Exercise brief:
Print out each entry below exactly, please.

[Collected data entries]
· · ·
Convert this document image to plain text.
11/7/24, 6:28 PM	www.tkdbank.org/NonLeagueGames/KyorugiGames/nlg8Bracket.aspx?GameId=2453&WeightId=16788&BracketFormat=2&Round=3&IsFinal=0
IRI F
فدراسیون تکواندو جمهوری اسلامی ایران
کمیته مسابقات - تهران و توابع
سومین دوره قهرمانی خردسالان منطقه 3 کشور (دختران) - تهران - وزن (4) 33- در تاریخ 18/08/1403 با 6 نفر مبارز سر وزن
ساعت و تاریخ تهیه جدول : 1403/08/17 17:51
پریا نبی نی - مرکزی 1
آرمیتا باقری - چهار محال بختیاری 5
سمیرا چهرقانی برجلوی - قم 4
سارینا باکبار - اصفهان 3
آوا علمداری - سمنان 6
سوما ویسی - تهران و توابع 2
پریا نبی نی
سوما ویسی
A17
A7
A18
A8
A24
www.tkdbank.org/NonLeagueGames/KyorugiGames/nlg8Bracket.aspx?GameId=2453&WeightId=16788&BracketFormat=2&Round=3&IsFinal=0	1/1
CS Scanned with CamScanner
· · ·
Answer to this task:
Convert this document image to plain text.
11/7/24, 6:28 PM	www.tkdbank.org/NonLeagueGames/KyorugiGames/nlg8Bracket.aspx?GameId=2453&WeightId=16788&BracketFormat=2&Round=3&IsFinal=0
IRI F
فدراسیون تکواندو جمهوری اسلامی ایران
کمیته مسابقات - تهران و توابع
سومین دوره قهرمانی خردسالان منطقه 3 کشور (دختران) - تهران - وزن (4) 33- در تاریخ 18/08/1403 با 6 نفر مبارز سر وزن
ساعت و تاریخ تهیه جدول : 1403/08/17 17:51
پریا نبی نی - مرکزی 1
آرمیتا باقری - چهار محال بختیاری 5
سمیرا چهرقانی برجلوی - قم 4
سارینا باکبار - اصفهان 3
آوا علمداری - سمنان 6
سوما ویسی - تهران و توابع 2
پریا نبی نی
سوما ویسی
A17
A7
A18
A8
A24
www.tkdbank.org/NonLeagueGames/KyorugiGames/nlg8Bracket.aspx?GameId=2453&WeightId=16788&BracketFormat=2&Round=3&IsFinal=0	1/1
CS Scanned with CamScanner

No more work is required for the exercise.